— START OF Listing —

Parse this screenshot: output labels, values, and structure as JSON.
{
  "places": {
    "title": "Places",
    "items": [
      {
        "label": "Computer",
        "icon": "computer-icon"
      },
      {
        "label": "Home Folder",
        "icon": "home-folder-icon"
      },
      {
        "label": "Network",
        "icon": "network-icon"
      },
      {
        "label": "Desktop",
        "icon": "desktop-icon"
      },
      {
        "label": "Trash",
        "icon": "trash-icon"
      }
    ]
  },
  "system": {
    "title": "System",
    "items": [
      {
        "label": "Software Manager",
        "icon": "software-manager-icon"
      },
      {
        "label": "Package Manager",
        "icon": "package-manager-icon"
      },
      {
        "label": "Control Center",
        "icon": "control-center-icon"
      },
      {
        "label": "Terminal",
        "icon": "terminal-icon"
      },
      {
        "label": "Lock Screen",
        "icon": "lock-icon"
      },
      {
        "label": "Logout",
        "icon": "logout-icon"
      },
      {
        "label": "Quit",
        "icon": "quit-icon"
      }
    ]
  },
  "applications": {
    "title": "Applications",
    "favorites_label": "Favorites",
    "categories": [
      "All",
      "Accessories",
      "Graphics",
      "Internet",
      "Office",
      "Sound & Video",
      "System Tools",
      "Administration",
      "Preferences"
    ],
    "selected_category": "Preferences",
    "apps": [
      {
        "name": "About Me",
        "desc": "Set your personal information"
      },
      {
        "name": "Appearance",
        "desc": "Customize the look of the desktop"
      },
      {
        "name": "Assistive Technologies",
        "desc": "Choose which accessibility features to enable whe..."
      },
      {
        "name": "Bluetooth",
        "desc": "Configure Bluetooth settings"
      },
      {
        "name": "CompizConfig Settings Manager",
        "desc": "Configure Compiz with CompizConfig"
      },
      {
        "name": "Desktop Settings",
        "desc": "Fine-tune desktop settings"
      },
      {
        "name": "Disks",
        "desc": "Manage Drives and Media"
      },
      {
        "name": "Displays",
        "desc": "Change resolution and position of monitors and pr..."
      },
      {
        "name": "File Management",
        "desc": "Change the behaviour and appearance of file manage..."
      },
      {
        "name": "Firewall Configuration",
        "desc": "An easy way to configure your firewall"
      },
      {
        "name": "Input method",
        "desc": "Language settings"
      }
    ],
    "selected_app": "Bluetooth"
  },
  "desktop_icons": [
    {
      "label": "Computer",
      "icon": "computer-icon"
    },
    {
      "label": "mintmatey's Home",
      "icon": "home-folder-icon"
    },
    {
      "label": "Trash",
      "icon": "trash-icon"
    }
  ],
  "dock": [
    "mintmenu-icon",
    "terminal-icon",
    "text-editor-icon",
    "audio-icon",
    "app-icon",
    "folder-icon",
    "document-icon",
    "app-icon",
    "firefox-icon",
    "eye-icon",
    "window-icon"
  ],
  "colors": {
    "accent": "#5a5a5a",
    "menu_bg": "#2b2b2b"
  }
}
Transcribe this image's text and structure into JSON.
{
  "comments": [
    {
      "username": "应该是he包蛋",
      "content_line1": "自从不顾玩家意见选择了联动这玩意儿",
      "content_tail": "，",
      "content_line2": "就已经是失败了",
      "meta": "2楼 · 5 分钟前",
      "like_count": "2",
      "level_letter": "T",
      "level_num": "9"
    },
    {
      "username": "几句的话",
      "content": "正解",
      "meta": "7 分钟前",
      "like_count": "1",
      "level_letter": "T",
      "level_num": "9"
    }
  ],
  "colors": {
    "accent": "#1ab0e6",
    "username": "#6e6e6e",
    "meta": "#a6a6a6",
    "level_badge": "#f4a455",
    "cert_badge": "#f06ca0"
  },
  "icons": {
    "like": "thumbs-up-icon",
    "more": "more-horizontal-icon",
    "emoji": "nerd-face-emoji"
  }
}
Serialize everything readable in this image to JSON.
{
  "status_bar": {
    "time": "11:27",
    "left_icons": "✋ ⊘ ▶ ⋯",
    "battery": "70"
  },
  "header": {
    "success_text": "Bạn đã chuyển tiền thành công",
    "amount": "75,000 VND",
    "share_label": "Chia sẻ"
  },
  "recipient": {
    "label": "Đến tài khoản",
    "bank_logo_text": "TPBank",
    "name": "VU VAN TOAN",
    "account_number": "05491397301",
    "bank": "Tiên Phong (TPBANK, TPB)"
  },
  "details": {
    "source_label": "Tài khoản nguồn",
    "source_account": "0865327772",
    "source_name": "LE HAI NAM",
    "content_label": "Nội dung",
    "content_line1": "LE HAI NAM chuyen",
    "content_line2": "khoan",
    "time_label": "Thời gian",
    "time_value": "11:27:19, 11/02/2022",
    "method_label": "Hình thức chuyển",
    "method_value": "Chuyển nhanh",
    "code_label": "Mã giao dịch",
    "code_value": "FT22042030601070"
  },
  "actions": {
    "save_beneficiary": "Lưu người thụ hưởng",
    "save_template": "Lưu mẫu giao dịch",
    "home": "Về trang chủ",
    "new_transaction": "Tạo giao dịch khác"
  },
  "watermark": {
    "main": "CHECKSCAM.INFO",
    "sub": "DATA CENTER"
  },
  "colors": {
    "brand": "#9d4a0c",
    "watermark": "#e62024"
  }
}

— END OF Listing —

Given instruction ▸
Copy out the material word for word and line for line.

Correct answer ▸
Parse this screenshot: output labels, values, and structure as JSON.
{
  "places": {
    "title": "Places",
    "items": [
      {
        "label": "Computer",
        "icon": "computer-icon"
      },
      {
        "label": "Home Folder",
        "icon": "home-folder-icon"
      },
      {
        "label": "Network",
        "icon": "network-icon"
      },
      {
        "label": "Desktop",
        "icon": "desktop-icon"
      },
      {
        "label": "Trash",
        "icon": "trash-icon"
      }
    ]
  },
  "system": {
    "title": "System",
    "items": [
      {
        "label": "Software Manager",
        "icon": "software-manager-icon"
      },
      {
        "label": "Package Manager",
        "icon": "package-manager-icon"
      },
      {
        "label": "Control Center",
        "icon": "control-center-icon"
      },
      {
        "label": "Terminal",
        "icon": "terminal-icon"
      },
      {
        "label": "Lock Screen",
        "icon": "lock-icon"
      },
      {
        "label": "Logout",
        "icon": "logout-icon"
      },
      {
        "label": "Quit",
        "icon": "quit-icon"
      }
    ]
  },
  "applications": {
    "title": "Applications",
    "favorites_label": "Favorites",
    "categories": [
      "All",
      "Accessories",
      "Graphics",
      "Internet",
      "Office",
      "Sound & Video",
      "System Tools",
      "Administration",
      "Preferences"
    ],
    "selected_category": "Preferences",
    "apps": [
      {
        "name": "About Me",
        "desc": "Set your personal information"
      },
      {
        "name": "Appearance",
        "desc": "Customize the look of the desktop"
      },
      {
        "name": "Assistive Technologies",
        "desc": "Choose which accessibility features to enable whe..."
      },
      {
        "name": "Bluetooth",
        "desc": "Configure Bluetooth settings"
      },
      {
        "name": "CompizConfig Settings Manager",
        "desc": "Configure Compiz with CompizConfig"
      },
      {
        "name": "Desktop Settings",
        "desc": "Fine-tune desktop settings"
      },
      {
        "name": "Disks",
        "desc": "Manage Drives and Media"
      },
      {
        "name": "Displays",
        "desc": "Change resolution and position of monitors and pr..."
      },
      {
        "name": "File Management",
        "desc": "Change the behaviour and appearance of file manage..."
      },
      {
        "name": "Firewall Configuration",
        "desc": "An easy way to configure your firewall"
      },
      {
        "name": "Input method",
        "desc": "Language settings"
      }
    ],
    "selected_app": "Bluetooth"
  },
  "desktop_icons": [
    {
      "label": "Computer",
      "icon": "computer-icon"
    },
    {
      "label": "mintmatey's Home",
      "icon": "home-folder-icon"
    },
    {
      "label": "Trash",
      "icon": "trash-icon"
    }
  ],
  "dock": [
    "mintmenu-icon",
    "terminal-icon",
    "text-editor-icon",
    "audio-icon",
    "app-icon",
    "folder-icon",
    "document-icon",
    "app-icon",
    "firefox-icon",
    "eye-icon",
    "window-icon"
  ],
  "colors": {
    "accent": "#5a5a5a",
    "menu_bg": "#2b2b2b"
  }
}
Transcribe this image's text and structure into JSON.
{
  "comments": [
    {
      "username": "应该是he包蛋",
      "content_line1": "自从不顾玩家意见选择了联动这玩意儿",
      "content_tail": "，",
      "content_line2": "就已经是失败了",
      "meta": "2楼 · 5 分钟前",
      "like_count": "2",
      "level_letter": "T",
      "level_num": "9"
    },
    {
      "username": "几句的话",
      "content": "正解",
      "meta": "7 分钟前",
      "like_count": "1",
      "level_letter": "T",
      "level_num": "9"
    }
  ],
  "colors": {
    "accent": "#1ab0e6",
    "username": "#6e6e6e",
    "meta": "#a6a6a6",
    "level_badge": "#f4a455",
    "cert_badge": "#f06ca0"
  },
  "icons": {
    "like": "thumbs-up-icon",
    "more": "more-horizontal-icon",
    "emoji": "nerd-face-emoji"
  }
}
Serialize everything readable in this image to JSON.
{
  "status_bar": {
    "time": "11:27",
    "left_icons": "✋ ⊘ ▶ ⋯",
    "battery": "70"
  },
  "header": {
    "success_text": "Bạn đã chuyển tiền thành công",
    "amount": "75,000 VND",
    "share_label": "Chia sẻ"
  },
  "recipient": {
    "label": "Đến tài khoản",
    "bank_logo_text": "TPBank",
    "name": "VU VAN TOAN",
    "account_number": "05491397301",
    "bank": "Tiên Phong (TPBANK, TPB)"
  },
  "details": {
    "source_label": "Tài khoản nguồn",
    "source_account": "0865327772",
    "source_name": "LE HAI NAM",
    "content_label": "Nội dung",
    "content_line1": "LE HAI NAM chuyen",
    "content_line2": "khoan",
    "time_label": "Thời gian",
    "time_value": "11:27:19, 11/02/2022",
    "method_label": "Hình thức chuyển",
    "method_value": "Chuyển nhanh",
    "code_label": "Mã giao dịch",
    "code_value": "FT22042030601070"
  },
  "actions": {
    "save_beneficiary": "Lưu người thụ hưởng",
    "save_template": "Lưu mẫu giao dịch",
    "home": "Về trang chủ",
    "new_transaction": "Tạo giao dịch khác"
  },
  "watermark": {
    "main": "CHECKSCAM.INFO",
    "sub": "DATA CENTER"
  },
  "colors": {
    "brand": "#9d4a0c",
    "watermark": "#e62024"
  }
}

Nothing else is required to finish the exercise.